## Work to complete
Locate and copy all lines bearing the word "Area".

## Input material
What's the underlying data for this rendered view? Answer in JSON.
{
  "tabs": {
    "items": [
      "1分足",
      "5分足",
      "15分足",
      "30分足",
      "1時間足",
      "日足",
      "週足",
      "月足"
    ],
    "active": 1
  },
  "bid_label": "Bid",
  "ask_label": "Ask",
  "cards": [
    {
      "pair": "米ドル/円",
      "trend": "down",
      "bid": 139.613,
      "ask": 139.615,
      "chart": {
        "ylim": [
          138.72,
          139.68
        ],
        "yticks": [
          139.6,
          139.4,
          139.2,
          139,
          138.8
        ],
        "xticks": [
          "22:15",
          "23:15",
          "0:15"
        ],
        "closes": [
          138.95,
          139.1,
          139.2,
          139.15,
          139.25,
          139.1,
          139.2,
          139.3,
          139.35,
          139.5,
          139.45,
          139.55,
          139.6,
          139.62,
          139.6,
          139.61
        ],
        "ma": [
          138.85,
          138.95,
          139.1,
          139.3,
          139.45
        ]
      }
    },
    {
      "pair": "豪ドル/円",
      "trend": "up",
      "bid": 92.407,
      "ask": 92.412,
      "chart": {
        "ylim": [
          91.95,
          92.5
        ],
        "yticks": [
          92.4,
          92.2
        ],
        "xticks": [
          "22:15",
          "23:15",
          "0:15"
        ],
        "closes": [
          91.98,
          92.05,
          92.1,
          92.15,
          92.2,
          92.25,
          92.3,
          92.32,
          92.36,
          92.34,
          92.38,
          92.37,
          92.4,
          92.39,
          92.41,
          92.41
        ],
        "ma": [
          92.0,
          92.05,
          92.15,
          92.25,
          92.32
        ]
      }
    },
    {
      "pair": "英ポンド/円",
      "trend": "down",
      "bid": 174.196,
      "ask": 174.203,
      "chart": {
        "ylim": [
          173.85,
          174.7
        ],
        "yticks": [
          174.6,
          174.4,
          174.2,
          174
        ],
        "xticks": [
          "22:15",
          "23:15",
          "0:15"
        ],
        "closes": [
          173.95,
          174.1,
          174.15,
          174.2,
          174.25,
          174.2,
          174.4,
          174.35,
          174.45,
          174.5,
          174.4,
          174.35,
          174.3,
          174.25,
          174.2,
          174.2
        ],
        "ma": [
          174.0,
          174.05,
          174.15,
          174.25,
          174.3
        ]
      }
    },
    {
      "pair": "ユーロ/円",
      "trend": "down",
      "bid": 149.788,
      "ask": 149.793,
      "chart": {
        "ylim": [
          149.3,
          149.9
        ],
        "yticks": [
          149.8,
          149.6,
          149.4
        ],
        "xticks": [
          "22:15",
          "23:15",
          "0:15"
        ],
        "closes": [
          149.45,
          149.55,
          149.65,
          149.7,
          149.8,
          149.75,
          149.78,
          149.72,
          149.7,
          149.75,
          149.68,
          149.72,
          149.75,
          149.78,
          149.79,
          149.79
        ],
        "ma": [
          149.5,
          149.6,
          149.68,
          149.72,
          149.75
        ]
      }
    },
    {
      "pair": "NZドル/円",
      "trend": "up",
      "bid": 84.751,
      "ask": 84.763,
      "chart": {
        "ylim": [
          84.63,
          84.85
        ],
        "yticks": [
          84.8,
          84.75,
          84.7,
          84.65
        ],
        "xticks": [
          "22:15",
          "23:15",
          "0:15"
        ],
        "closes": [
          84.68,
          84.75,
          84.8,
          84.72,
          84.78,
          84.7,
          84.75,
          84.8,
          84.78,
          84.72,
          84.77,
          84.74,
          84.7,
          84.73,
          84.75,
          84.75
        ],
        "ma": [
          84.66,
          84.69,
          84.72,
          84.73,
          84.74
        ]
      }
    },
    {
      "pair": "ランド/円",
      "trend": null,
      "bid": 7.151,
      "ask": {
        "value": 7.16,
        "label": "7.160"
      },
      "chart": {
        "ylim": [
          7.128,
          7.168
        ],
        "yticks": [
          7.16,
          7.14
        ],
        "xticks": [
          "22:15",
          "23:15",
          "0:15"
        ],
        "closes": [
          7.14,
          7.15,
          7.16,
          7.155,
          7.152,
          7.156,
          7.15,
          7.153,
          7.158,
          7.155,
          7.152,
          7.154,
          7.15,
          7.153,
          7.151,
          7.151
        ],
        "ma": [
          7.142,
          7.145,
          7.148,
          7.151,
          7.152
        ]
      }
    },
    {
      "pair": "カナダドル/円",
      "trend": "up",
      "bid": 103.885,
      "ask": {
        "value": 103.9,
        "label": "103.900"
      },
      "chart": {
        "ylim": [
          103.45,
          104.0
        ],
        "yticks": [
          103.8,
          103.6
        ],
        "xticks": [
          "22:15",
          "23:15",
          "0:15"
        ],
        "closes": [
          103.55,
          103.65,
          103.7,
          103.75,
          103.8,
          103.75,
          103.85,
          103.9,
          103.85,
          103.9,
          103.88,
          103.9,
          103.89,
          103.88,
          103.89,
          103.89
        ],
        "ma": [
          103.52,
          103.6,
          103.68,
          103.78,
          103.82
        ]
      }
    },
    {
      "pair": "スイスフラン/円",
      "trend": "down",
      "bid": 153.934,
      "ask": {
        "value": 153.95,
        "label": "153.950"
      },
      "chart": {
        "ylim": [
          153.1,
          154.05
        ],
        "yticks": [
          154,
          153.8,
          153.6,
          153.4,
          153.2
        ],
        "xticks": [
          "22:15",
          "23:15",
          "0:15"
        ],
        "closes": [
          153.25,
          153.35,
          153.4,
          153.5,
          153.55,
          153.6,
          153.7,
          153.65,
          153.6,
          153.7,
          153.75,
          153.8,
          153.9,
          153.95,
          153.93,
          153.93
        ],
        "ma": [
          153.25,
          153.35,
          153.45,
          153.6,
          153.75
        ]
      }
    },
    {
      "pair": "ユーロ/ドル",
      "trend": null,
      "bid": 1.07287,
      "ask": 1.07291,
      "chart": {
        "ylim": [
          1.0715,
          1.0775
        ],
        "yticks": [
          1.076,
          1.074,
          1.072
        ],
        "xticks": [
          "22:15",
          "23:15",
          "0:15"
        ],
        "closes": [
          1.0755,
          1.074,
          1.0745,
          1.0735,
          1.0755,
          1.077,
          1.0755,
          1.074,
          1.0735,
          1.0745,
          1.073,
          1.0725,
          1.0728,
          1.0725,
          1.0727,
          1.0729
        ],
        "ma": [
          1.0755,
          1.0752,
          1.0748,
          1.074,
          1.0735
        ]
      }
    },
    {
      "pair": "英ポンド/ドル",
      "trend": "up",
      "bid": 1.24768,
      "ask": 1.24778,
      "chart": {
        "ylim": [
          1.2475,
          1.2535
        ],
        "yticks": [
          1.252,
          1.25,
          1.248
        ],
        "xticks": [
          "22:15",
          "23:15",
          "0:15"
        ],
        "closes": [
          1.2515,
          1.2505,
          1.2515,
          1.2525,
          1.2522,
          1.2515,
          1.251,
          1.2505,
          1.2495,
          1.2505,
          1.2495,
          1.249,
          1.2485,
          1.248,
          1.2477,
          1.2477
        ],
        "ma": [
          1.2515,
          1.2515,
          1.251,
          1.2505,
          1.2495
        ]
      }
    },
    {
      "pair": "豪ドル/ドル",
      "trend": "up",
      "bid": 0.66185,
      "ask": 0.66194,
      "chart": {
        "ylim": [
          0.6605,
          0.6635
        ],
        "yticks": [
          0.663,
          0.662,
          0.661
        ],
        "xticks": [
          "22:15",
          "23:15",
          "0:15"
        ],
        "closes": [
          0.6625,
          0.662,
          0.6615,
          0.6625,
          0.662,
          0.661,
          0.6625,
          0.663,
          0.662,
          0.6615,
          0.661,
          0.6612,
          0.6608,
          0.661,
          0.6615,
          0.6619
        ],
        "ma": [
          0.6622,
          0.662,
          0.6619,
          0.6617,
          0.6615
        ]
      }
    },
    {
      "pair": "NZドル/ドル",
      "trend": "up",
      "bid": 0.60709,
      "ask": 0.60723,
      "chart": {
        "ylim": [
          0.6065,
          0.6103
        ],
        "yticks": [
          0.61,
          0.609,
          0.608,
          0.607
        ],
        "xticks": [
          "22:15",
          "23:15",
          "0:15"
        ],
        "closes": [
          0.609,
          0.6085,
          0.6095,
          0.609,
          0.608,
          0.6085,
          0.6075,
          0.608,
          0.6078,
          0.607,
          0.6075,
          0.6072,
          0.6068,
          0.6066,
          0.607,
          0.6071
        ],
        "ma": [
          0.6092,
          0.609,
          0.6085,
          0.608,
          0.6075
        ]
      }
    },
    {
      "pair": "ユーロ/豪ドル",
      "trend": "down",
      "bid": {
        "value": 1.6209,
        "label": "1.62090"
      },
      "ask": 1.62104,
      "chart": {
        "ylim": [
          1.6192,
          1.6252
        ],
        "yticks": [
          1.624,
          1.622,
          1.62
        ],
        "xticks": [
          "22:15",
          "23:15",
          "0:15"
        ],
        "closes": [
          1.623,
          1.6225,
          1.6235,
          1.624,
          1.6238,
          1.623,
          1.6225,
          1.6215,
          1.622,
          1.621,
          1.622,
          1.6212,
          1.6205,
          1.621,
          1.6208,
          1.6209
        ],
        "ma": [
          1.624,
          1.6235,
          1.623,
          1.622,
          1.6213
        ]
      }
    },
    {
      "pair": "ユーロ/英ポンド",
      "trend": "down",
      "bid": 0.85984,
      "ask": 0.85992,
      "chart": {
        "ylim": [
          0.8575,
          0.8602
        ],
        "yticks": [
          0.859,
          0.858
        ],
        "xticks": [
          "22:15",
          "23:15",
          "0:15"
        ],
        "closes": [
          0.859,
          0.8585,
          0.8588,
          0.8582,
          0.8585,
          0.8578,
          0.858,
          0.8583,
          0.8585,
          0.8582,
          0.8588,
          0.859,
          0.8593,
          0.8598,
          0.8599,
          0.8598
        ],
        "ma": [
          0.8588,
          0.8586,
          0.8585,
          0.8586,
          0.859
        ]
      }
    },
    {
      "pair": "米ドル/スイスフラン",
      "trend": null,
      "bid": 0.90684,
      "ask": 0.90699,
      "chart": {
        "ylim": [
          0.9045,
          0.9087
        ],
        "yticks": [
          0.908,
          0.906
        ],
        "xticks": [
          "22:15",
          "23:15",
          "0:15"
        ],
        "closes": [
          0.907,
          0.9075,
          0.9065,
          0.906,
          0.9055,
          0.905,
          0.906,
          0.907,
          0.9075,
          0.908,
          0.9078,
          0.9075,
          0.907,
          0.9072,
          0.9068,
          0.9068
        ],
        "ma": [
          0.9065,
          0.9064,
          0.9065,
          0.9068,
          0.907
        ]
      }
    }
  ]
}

* * *

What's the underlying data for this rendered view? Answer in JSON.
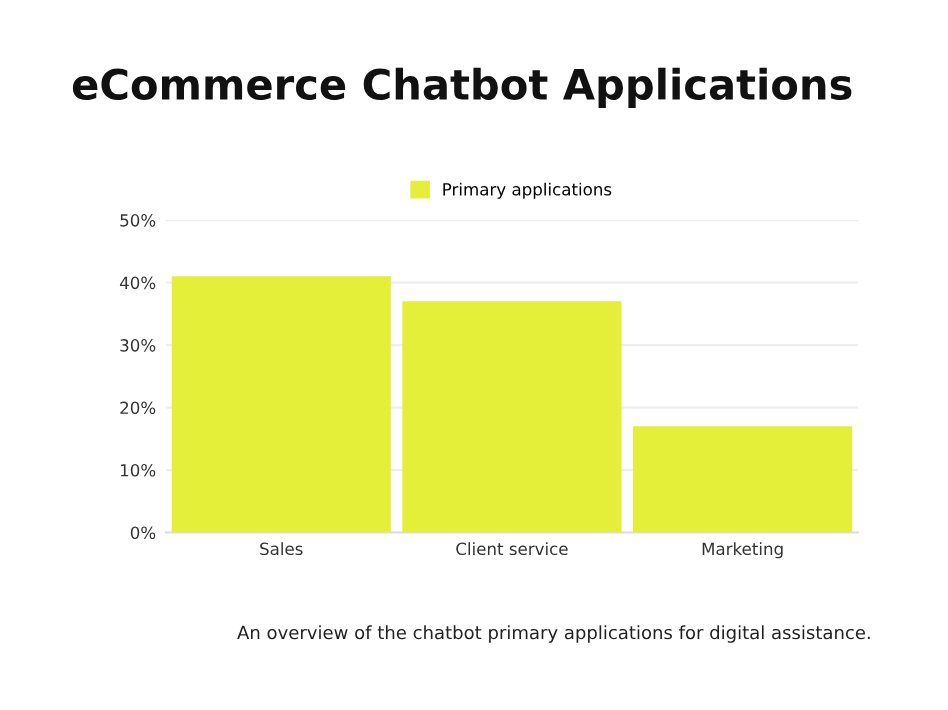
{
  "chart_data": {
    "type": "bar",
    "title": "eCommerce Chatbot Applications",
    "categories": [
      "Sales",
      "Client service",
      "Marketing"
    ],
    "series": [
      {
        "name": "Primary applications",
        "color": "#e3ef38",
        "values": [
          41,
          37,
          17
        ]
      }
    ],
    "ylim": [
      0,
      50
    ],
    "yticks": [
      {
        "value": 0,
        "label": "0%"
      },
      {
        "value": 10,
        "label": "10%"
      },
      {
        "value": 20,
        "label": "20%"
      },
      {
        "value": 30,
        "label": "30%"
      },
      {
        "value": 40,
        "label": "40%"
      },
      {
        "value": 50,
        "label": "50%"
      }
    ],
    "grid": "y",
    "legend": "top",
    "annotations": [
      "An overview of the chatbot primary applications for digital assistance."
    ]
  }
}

...

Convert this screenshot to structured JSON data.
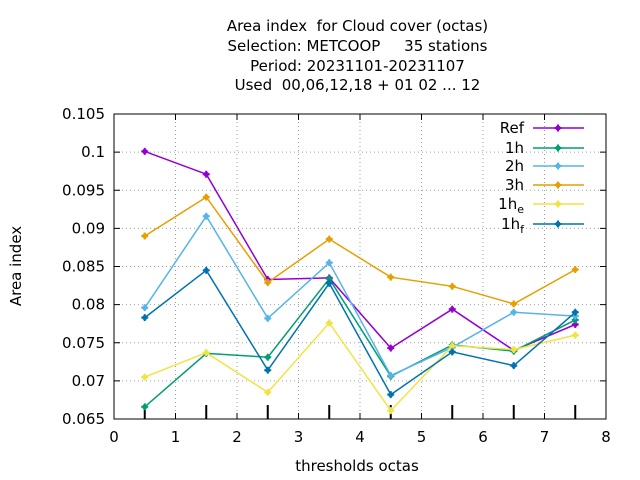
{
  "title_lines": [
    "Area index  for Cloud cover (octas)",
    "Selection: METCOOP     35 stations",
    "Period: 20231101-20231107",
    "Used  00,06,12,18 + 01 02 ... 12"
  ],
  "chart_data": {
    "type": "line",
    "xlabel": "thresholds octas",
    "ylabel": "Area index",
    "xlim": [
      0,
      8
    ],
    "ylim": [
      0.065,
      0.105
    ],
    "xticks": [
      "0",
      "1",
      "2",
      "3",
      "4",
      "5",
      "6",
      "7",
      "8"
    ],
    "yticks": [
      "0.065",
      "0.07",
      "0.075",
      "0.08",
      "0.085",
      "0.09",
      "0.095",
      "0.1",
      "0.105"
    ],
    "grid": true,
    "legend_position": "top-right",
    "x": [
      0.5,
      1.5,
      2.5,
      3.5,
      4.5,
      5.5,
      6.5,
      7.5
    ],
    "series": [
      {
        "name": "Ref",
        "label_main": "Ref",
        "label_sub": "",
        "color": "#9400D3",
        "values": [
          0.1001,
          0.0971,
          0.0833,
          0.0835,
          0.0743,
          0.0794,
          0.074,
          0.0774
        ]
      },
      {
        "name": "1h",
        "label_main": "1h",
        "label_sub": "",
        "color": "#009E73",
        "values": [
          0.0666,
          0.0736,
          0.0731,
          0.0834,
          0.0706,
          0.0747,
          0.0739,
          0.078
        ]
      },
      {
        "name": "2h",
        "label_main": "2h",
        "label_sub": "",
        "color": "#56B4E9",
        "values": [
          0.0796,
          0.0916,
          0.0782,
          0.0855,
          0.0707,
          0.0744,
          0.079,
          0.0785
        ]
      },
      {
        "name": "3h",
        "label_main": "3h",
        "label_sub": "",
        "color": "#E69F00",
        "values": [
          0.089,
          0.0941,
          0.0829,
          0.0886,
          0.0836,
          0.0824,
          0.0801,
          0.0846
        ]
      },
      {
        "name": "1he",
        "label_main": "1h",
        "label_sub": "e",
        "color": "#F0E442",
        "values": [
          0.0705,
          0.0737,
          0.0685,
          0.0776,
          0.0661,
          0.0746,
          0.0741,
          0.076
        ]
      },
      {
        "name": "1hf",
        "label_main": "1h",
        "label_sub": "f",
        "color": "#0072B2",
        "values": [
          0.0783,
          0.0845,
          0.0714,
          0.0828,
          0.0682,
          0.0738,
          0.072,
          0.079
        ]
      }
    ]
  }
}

## Correct response
    "Area index  for Cloud cover (octas)",
    "ylabel": "Area index",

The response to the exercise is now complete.